TASK PROMPT: Print the entire listing. Each line must match the original exactly.

Excerpts from a figure dataset:
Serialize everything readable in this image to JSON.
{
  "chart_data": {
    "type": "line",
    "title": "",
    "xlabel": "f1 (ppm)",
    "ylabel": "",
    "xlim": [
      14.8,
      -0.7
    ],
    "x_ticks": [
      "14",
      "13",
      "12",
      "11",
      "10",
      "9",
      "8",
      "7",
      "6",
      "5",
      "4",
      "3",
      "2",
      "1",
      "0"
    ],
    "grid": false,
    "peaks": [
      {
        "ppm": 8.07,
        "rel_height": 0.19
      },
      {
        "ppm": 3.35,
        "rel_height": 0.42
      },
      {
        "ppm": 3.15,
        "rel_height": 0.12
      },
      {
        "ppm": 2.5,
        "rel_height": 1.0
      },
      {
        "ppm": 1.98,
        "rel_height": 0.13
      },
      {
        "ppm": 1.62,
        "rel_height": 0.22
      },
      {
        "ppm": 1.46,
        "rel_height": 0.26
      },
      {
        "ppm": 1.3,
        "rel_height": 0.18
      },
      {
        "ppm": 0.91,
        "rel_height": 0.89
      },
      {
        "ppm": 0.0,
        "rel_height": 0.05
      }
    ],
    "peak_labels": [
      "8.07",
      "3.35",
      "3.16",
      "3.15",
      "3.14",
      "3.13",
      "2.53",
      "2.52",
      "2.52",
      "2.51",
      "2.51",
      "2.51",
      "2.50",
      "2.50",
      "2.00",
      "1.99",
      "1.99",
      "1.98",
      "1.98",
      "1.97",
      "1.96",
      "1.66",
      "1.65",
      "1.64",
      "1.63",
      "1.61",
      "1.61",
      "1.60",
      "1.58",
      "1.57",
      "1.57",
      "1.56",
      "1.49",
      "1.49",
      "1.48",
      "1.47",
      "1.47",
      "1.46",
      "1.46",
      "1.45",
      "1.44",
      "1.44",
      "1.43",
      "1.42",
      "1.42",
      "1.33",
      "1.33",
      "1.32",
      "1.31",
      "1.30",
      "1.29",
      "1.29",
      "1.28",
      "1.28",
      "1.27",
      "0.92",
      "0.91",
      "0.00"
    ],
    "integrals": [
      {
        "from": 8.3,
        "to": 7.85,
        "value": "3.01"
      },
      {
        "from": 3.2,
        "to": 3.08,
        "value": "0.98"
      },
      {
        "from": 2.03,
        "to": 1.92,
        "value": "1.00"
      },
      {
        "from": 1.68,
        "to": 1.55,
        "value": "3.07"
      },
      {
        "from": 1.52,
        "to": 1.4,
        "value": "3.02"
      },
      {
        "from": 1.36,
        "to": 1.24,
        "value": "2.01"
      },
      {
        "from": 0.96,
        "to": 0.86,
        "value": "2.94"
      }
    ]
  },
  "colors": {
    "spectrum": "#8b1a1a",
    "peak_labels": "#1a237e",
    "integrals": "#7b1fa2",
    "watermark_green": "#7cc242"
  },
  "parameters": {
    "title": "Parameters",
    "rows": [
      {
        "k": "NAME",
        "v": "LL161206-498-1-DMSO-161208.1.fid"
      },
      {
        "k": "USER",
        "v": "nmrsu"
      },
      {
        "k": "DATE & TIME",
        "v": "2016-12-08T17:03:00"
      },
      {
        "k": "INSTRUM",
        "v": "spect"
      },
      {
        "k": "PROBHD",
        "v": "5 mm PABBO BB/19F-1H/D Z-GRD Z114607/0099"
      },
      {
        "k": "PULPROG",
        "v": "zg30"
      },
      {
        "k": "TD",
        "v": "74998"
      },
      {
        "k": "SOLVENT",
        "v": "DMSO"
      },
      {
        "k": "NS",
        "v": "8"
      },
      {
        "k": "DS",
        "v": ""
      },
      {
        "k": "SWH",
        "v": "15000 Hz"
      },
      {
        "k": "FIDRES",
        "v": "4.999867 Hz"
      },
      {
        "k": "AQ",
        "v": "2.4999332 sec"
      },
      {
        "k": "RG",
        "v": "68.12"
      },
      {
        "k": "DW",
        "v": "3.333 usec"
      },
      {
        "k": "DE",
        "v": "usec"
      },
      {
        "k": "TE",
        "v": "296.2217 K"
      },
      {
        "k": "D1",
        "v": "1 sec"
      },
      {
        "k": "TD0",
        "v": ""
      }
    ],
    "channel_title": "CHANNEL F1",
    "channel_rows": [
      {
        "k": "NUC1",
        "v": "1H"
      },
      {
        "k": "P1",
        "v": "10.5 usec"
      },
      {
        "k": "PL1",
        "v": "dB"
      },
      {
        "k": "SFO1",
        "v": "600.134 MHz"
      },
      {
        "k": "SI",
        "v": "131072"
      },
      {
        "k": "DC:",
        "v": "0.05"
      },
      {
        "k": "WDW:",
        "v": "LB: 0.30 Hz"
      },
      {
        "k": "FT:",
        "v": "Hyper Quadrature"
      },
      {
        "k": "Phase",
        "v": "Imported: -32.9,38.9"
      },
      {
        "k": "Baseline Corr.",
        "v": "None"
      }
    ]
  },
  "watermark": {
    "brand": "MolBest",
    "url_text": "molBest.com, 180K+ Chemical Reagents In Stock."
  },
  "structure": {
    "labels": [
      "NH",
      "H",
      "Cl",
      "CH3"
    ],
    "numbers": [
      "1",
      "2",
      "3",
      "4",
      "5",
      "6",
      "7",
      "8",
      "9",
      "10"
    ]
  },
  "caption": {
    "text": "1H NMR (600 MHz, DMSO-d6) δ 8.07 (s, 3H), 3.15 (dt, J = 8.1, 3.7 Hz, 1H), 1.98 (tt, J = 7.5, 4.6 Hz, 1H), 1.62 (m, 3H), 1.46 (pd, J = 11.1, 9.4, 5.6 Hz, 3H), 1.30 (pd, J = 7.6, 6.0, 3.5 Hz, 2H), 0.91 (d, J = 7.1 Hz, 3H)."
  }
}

SOLUTION TO THIS PROBLEM:
Serialize everything readable in this image to JSON.
{
  "chart_data": {
    "type": "line",
    "title": "",
    "xlabel": "f1 (ppm)",
    "ylabel": "",
    "xlim": [
      14.8,
      -0.7
    ],
    "x_ticks": [
      "14",
      "13",
      "12",
      "11",
      "10",
      "9",
      "8",
      "7",
      "6",
      "5",
      "4",
      "3",
      "2",
      "1",
      "0"
    ],
    "grid": false,
    "peaks": [
      {
        "ppm": 8.07,
        "rel_height": 0.19
      },
      {
        "ppm": 3.35,
        "rel_height": 0.42
      },
      {
        "ppm": 3.15,
        "rel_height": 0.12
      },
      {
        "ppm": 2.5,
        "rel_height": 1.0
      },
      {
        "ppm": 1.98,
        "rel_height": 0.13
      },
      {
        "ppm": 1.62,
        "rel_height": 0.22
      },
      {
        "ppm": 1.46,
        "rel_height": 0.26
      },
      {
        "ppm": 1.3,
        "rel_height": 0.18
      },
      {
        "ppm": 0.91,
        "rel_height": 0.89
      },
      {
        "ppm": 0.0,
        "rel_height": 0.05
      }
    ],
    "peak_labels": [
      "8.07",
      "3.35",
      "3.16",
      "3.15",
      "3.14",
      "3.13",
      "2.53",
      "2.52",
      "2.52",
      "2.51",
      "2.51",
      "2.51",
      "2.50",
      "2.50",
      "2.00",
      "1.99",
      "1.99",
      "1.98",
      "1.98",
      "1.97",
      "1.96",
      "1.66",
      "1.65",
      "1.64",
      "1.63",
      "1.61",
      "1.61",
      "1.60",
      "1.58",
      "1.57",
      "1.57",
      "1.56",
      "1.49",
      "1.49",
      "1.48",
      "1.47",
      "1.47",
      "1.46",
      "1.46",
      "1.45",
      "1.44",
      "1.44",
      "1.43",
      "1.42",
      "1.42",
      "1.33",
      "1.33",
      "1.32",
      "1.31",
      "1.30",
      "1.29",
      "1.29",
      "1.28",
      "1.28",
      "1.27",
      "0.92",
      "0.91",
      "0.00"
    ],
    "integrals": [
      {
        "from": 8.3,
        "to": 7.85,
        "value": "3.01"
      },
      {
        "from": 3.2,
        "to": 3.08,
        "value": "0.98"
      },
      {
        "from": 2.03,
        "to": 1.92,
        "value": "1.00"
      },
      {
        "from": 1.68,
        "to": 1.55,
        "value": "3.07"
      },
      {
        "from": 1.52,
        "to": 1.4,
        "value": "3.02"
      },
      {
        "from": 1.36,
        "to": 1.24,
        "value": "2.01"
      },
      {
        "from": 0.96,
        "to": 0.86,
        "value": "2.94"
      }
    ]
  },
  "colors": {
    "spectrum": "#8b1a1a",
    "peak_labels": "#1a237e",
    "integrals": "#7b1fa2",
    "watermark_green": "#7cc242"
  },
  "parameters": {
    "title": "Parameters",
    "rows": [
      {
        "k": "NAME",
        "v": "LL161206-498-1-DMSO-161208.1.fid"
      },
      {
        "k": "USER",
        "v": "nmrsu"
      },
      {
        "k": "DATE & TIME",
        "v": "2016-12-08T17:03:00"
      },
      {
        "k": "INSTRUM",
        "v": "spect"
      },
      {
        "k": "PROBHD",
        "v": "5 mm PABBO BB/19F-1H/D Z-GRD Z114607/0099"
      },
      {
        "k": "PULPROG",
        "v": "zg30"
      },
      {
        "k": "TD",
        "v": "74998"
      },
      {
        "k": "SOLVENT",
        "v": "DMSO"
      },
      {
        "k": "NS",
        "v": "8"
      },
      {
        "k": "DS",
        "v": ""
      },
      {
        "k": "SWH",
        "v": "15000 Hz"
      },
      {
        "k": "FIDRES",
        "v": "4.999867 Hz"
      },
      {
        "k": "AQ",
        "v": "2.4999332 sec"
      },
      {
        "k": "RG",
        "v": "68.12"
      },
      {
        "k": "DW",
        "v": "3.333 usec"
      },
      {
        "k": "DE",
        "v": "usec"
      },
      {
        "k": "TE",
        "v": "296.2217 K"
      },
      {
        "k": "D1",
        "v": "1 sec"
      },
      {
        "k": "TD0",
        "v": ""
      }
    ],
    "channel_title": "CHANNEL F1",
    "channel_rows": [
      {
        "k": "NUC1",
        "v": "1H"
      },
      {
        "k": "P1",
        "v": "10.5 usec"
      },
      {
        "k": "PL1",
        "v": "dB"
      },
      {
        "k": "SFO1",
        "v": "600.134 MHz"
      },
      {
        "k": "SI",
        "v": "131072"
      },
      {
        "k": "DC:",
        "v": "0.05"
      },
      {
        "k": "WDW:",
        "v": "LB: 0.30 Hz"
      },
      {
        "k": "FT:",
        "v": "Hyper Quadrature"
      },
      {
        "k": "Phase",
        "v": "Imported: -32.9,38.9"
      },
      {
        "k": "Baseline Corr.",
        "v": "None"
      }
    ]
  },
  "watermark": {
    "brand": "MolBest",
    "url_text": "molBest.com, 180K+ Chemical Reagents In Stock."
  },
  "structure": {
    "labels": [
      "NH",
      "H",
      "Cl",
      "CH3"
    ],
    "numbers": [
      "1",
      "2",
      "3",
      "4",
      "5",
      "6",
      "7",
      "8",
      "9",
      "10"
    ]
  },
  "caption": {
    "text": "1H NMR (600 MHz, DMSO-d6) δ 8.07 (s, 3H), 3.15 (dt, J = 8.1, 3.7 Hz, 1H), 1.98 (tt, J = 7.5, 4.6 Hz, 1H), 1.62 (m, 3H), 1.46 (pd, J = 11.1, 9.4, 5.6 Hz, 3H), 1.30 (pd, J = 7.6, 6.0, 3.5 Hz, 2H), 0.91 (d, J = 7.1 Hz, 3H)."
  }
}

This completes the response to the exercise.